Stored data
** Start **
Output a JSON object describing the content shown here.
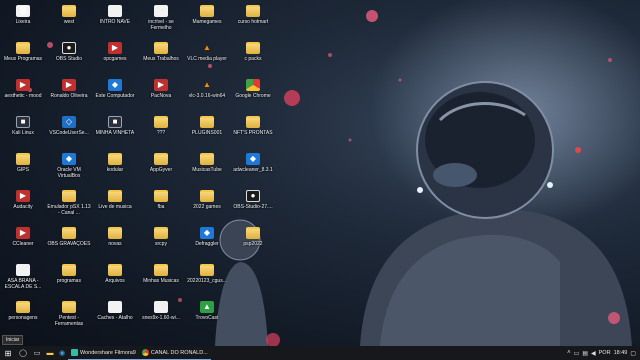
{
  "desktop": {
    "icons": [
      {
        "label": "Lixeira",
        "type": "file",
        "glyph": "🗑"
      },
      {
        "label": "Meus Programas",
        "type": "folder"
      },
      {
        "label": "aesthetic - mood",
        "type": "app-red"
      },
      {
        "label": "Kali Linux",
        "type": "app-dark"
      },
      {
        "label": "GIPS",
        "type": "folder"
      },
      {
        "label": "Audacity",
        "type": "app-red"
      },
      {
        "label": "CCleaner",
        "type": "app-red"
      },
      {
        "label": "ASA BRANA - ESCALA DE S...",
        "type": "file"
      },
      {
        "label": "personagens",
        "type": "folder"
      },
      {
        "label": "west",
        "type": "folder"
      },
      {
        "label": "OBS Studio",
        "type": "obs"
      },
      {
        "label": "Ronaldo Oliveira",
        "type": "app-red"
      },
      {
        "label": "VSCodeUserSe...",
        "type": "vscode"
      },
      {
        "label": "Oracle VM VirtualBox",
        "type": "app-blue"
      },
      {
        "label": "Emulador pSX 1.13 - Canal ...",
        "type": "folder"
      },
      {
        "label": "OBS GRAVAÇÕES",
        "type": "folder"
      },
      {
        "label": "programas",
        "type": "folder"
      },
      {
        "label": "Pentest - Ferramentas",
        "type": "folder"
      },
      {
        "label": "INTRO NAVE",
        "type": "file"
      },
      {
        "label": "opcgames",
        "type": "app-red"
      },
      {
        "label": "Este Computador",
        "type": "app-blue"
      },
      {
        "label": "MINHA VINHETA",
        "type": "app-dark"
      },
      {
        "label": "kodular",
        "type": "folder"
      },
      {
        "label": "Live de musica",
        "type": "folder"
      },
      {
        "label": "novas",
        "type": "folder"
      },
      {
        "label": "Arquivos",
        "type": "folder"
      },
      {
        "label": "Caches - Atalho",
        "type": "file"
      },
      {
        "label": "incrível - se Fermelho",
        "type": "file"
      },
      {
        "label": "Meus Trabalhos",
        "type": "folder"
      },
      {
        "label": "PacNova",
        "type": "app-red"
      },
      {
        "label": "???",
        "type": "folder"
      },
      {
        "label": "AppGyver",
        "type": "folder"
      },
      {
        "label": "fba",
        "type": "folder"
      },
      {
        "label": "srcpy",
        "type": "folder"
      },
      {
        "label": "Minhas Musicas",
        "type": "folder"
      },
      {
        "label": "snes9x-1.60-wi...",
        "type": "file"
      },
      {
        "label": "Mamegames",
        "type": "folder"
      },
      {
        "label": "VLC media player",
        "type": "vlc"
      },
      {
        "label": "vlc-3.0.16-win64",
        "type": "vlc"
      },
      {
        "label": "PLUGINS001",
        "type": "folder"
      },
      {
        "label": "MusicasTube",
        "type": "folder"
      },
      {
        "label": "2022 games",
        "type": "folder"
      },
      {
        "label": "Defraggler",
        "type": "app-blue"
      },
      {
        "label": "20220123_cgus...",
        "type": "folder"
      },
      {
        "label": "TrovoCast",
        "type": "app-green"
      },
      {
        "label": "curso hotmart",
        "type": "folder"
      },
      {
        "label": "c packs",
        "type": "folder"
      },
      {
        "label": "Google Chrome",
        "type": "chrome"
      },
      {
        "label": "NFT'S PRONTAS",
        "type": "folder"
      },
      {
        "label": "adwcleaner_8.3.1",
        "type": "app-blue"
      },
      {
        "label": "OBS-Studio-27....",
        "type": "obs"
      },
      {
        "label": "psp2022",
        "type": "folder"
      }
    ]
  },
  "taskbar": {
    "tooltip": "Iniciar",
    "apps": [
      {
        "label": "Wondershare Filmora9",
        "color": "#2cc0a8"
      },
      {
        "label": "CANAL DO RONALD...",
        "color": "#e8a020"
      }
    ],
    "tray": {
      "language": "POR",
      "time": "18:49"
    }
  },
  "colors": {
    "taskbar_bg": "#16181c",
    "accent": "#7aa7e0"
  }
}
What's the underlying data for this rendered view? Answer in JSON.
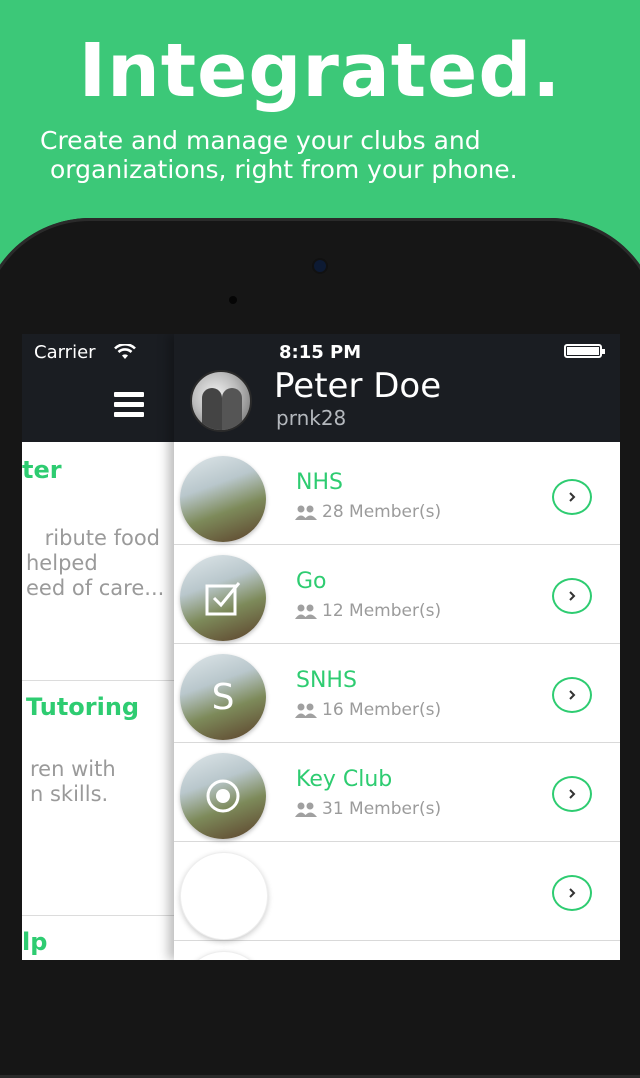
{
  "promo": {
    "headline": "Integrated.",
    "subline_1": "Create and manage your clubs and",
    "subline_2": "organizations, right from your phone."
  },
  "status_bar": {
    "carrier": "Carrier",
    "time": "8:15 PM"
  },
  "profile": {
    "name": "Peter Doe",
    "handle": "prnk28"
  },
  "drawer": {
    "items": [
      {
        "title": "ter",
        "desc_1": "ribute food",
        "desc_2": "helped",
        "desc_3": "eed of care..."
      },
      {
        "title": "Tutoring",
        "desc_1": "ren with",
        "desc_2": "n skills."
      },
      {
        "title": "lp"
      }
    ]
  },
  "clubs": [
    {
      "name": "NHS",
      "members": "28 Member(s)"
    },
    {
      "name": "Go",
      "members": "12 Member(s)"
    },
    {
      "name": "SNHS",
      "members": "16 Member(s)",
      "initial": "S"
    },
    {
      "name": "Key Club",
      "members": "31 Member(s)"
    },
    {
      "name": "",
      "members": ""
    }
  ],
  "colors": {
    "brand_green": "#3cc878",
    "accent_green": "#2ecc71",
    "nav_dark": "#1a1d22"
  },
  "icons": {
    "menu": "hamburger-icon",
    "row_action": "chevron-right-icon",
    "members": "members-icon",
    "wifi": "wifi-icon",
    "battery": "battery-icon"
  }
}
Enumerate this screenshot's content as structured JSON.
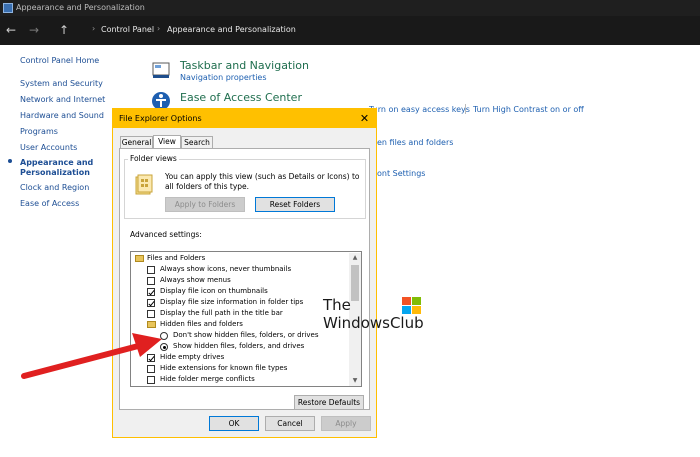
{
  "window": {
    "title": "Appearance and Personalization"
  },
  "address": {
    "back": "←",
    "forward": "→",
    "up": "↑",
    "separator": "›",
    "crumbs": [
      "Control Panel",
      "Appearance and Personalization"
    ]
  },
  "sidebar": {
    "items": [
      "Control Panel Home",
      "System and Security",
      "Network and Internet",
      "Hardware and Sound",
      "Programs",
      "User Accounts",
      "Appearance and",
      "Personalization",
      "Clock and Region",
      "Ease of Access"
    ]
  },
  "main": {
    "taskbar": {
      "heading": "Taskbar and Navigation",
      "link": "Navigation properties"
    },
    "ease": {
      "heading": "Ease of Access Center",
      "link1": "Turn on easy access keys",
      "link2": "Turn High Contrast on or off"
    },
    "partial1": "en files and folders",
    "partial2": "ont Settings"
  },
  "dialog": {
    "title": "File Explorer Options",
    "close": "✕",
    "tabs": [
      "General",
      "View",
      "Search"
    ],
    "folder_views": {
      "label": "Folder views",
      "desc": "You can apply this view (such as Details or Icons) to all folders of this type.",
      "apply_button": "Apply to Folders",
      "reset_button": "Reset Folders"
    },
    "advanced": {
      "label": "Advanced settings:",
      "items": [
        {
          "text": "Files and Folders",
          "type": "folder"
        },
        {
          "text": "Always show icons, never thumbnails",
          "type": "checkbox",
          "checked": false
        },
        {
          "text": "Always show menus",
          "type": "checkbox",
          "checked": false
        },
        {
          "text": "Display file icon on thumbnails",
          "type": "checkbox",
          "checked": true
        },
        {
          "text": "Display file size information in folder tips",
          "type": "checkbox",
          "checked": true
        },
        {
          "text": "Display the full path in the title bar",
          "type": "checkbox",
          "checked": false
        },
        {
          "text": "Hidden files and folders",
          "type": "folder"
        },
        {
          "text": "Don't show hidden files, folders, or drives",
          "type": "radio",
          "checked": false
        },
        {
          "text": "Show hidden files, folders, and drives",
          "type": "radio",
          "checked": true
        },
        {
          "text": "Hide empty drives",
          "type": "checkbox",
          "checked": true
        },
        {
          "text": "Hide extensions for known file types",
          "type": "checkbox",
          "checked": false
        },
        {
          "text": "Hide folder merge conflicts",
          "type": "checkbox",
          "checked": false
        }
      ]
    },
    "restore_button": "Restore Defaults",
    "ok": "OK",
    "cancel": "Cancel",
    "apply": "Apply"
  },
  "watermark": {
    "line1": "The",
    "line2": "WindowsClub"
  },
  "colors": {
    "dialog_title": "#ffc000",
    "arrow": "#e02020",
    "link": "#1d5fb0",
    "heading": "#1f6e4e"
  }
}
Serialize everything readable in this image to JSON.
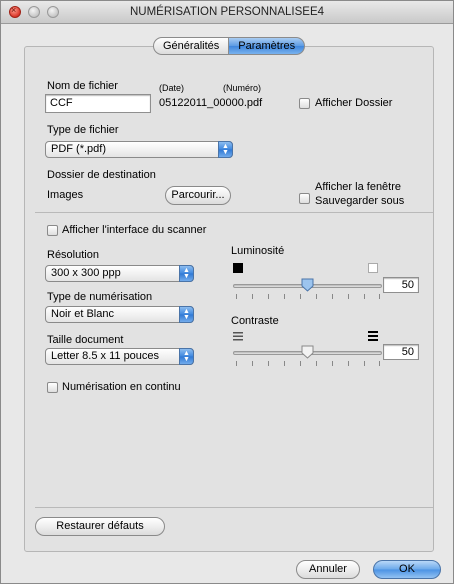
{
  "window": {
    "title": "NUMÉRISATION PERSONNALISEE4"
  },
  "tabs": [
    {
      "label": "Généralités",
      "active": false
    },
    {
      "label": "Paramètres",
      "active": true
    }
  ],
  "file": {
    "name_label": "Nom de fichier",
    "date_hint": "(Date)",
    "number_hint": "(Numéro)",
    "name_value": "CCF",
    "suffix": "05122011_00000.pdf",
    "show_folder_label": "Afficher Dossier",
    "show_folder_checked": false,
    "type_label": "Type de fichier",
    "type_value": "PDF (*.pdf)",
    "dest_label": "Dossier de destination",
    "dest_value": "Images",
    "browse_label": "Parcourir...",
    "save_window_label_1": "Afficher la fenêtre",
    "save_window_label_2": "Sauvegarder sous",
    "save_window_checked": false
  },
  "scanner": {
    "show_ui_label": "Afficher l'interface du scanner",
    "show_ui_checked": false,
    "resolution_label": "Résolution",
    "resolution_value": "300 x 300 ppp",
    "scan_type_label": "Type de numérisation",
    "scan_type_value": "Noir et Blanc",
    "doc_size_label": "Taille document",
    "doc_size_value": "Letter 8.5 x 11 pouces",
    "continuous_label": "Numérisation en continu",
    "continuous_checked": false,
    "brightness_label": "Luminosité",
    "brightness_value": "50",
    "brightness_level": 0.5,
    "contrast_label": "Contraste",
    "contrast_value": "50",
    "contrast_level": 0.5
  },
  "buttons": {
    "restore_label": "Restaurer défauts",
    "cancel_label": "Annuler",
    "ok_label": "OK"
  },
  "icons": {
    "brightness_dark": "black-square-icon",
    "brightness_light": "white-square-icon",
    "contrast_low": "low-contrast-icon",
    "contrast_high": "high-contrast-icon"
  },
  "colors": {
    "accent": "#3f86dd",
    "window_bg": "#e8e8e8"
  }
}
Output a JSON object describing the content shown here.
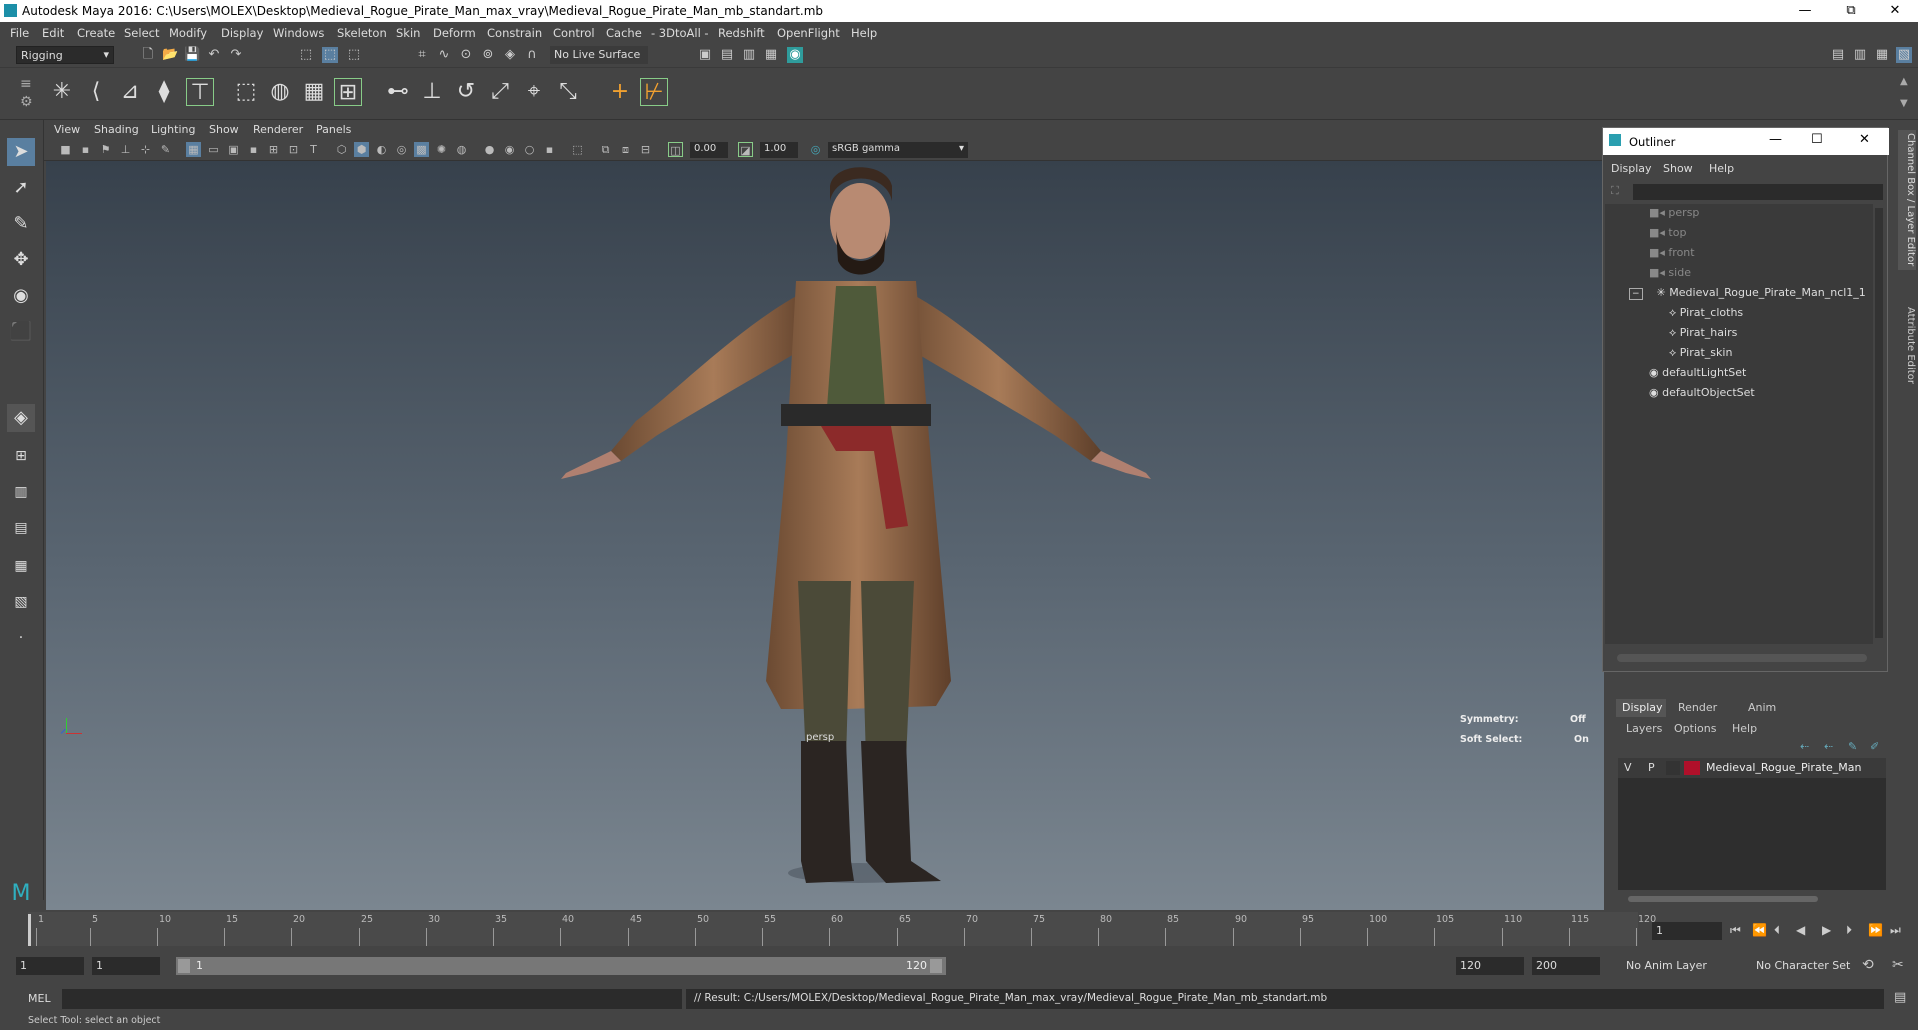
** End **
*Stated exercise*. Print again, word for word, every line from the line with "Serialize everything readable" to the final line of the records, inclusive; skip the pictures.

*Correct output*.
Serialize everything readable in this image to JSON.
{
  "window": {
    "title": "NUMÉRISATION PERSONNALISEE4"
  },
  "tabs": [
    {
      "label": "Généralités",
      "active": false
    },
    {
      "label": "Paramètres",
      "active": true
    }
  ],
  "file": {
    "name_label": "Nom de fichier",
    "date_hint": "(Date)",
    "number_hint": "(Numéro)",
    "name_value": "CCF",
    "suffix": "05122011_00000.pdf",
    "show_folder_label": "Afficher Dossier",
    "show_folder_checked": false,
    "type_label": "Type de fichier",
    "type_value": "PDF (*.pdf)",
    "dest_label": "Dossier de destination",
    "dest_value": "Images",
    "browse_label": "Parcourir...",
    "save_window_label_1": "Afficher la fenêtre",
    "save_window_label_2": "Sauvegarder sous",
    "save_window_checked": false
  },
  "scanner": {
    "show_ui_label": "Afficher l'interface du scanner",
    "show_ui_checked": false,
    "resolution_label": "Résolution",
    "resolution_value": "300 x 300 ppp",
    "scan_type_label": "Type de numérisation",
    "scan_type_value": "Noir et Blanc",
    "doc_size_label": "Taille document",
    "doc_size_value": "Letter 8.5 x 11 pouces",
    "continuous_label": "Numérisation en continu",
    "continuous_checked": false,
    "brightness_label": "Luminosité",
    "brightness_value": "50",
    "brightness_level": 0.5,
    "contrast_label": "Contraste",
    "contrast_value": "50",
    "contrast_level": 0.5
  },
  "buttons": {
    "restore_label": "Restaurer défauts",
    "cancel_label": "Annuler",
    "ok_label": "OK"
  },
  "icons": {
    "brightness_dark": "black-square-icon",
    "brightness_light": "white-square-icon",
    "contrast_low": "low-contrast-icon",
    "contrast_high": "high-contrast-icon"
  },
  "colors": {
    "accent": "#3f86dd",
    "window_bg": "#e8e8e8"
  }
}
Output a JSON object describing the content shown here.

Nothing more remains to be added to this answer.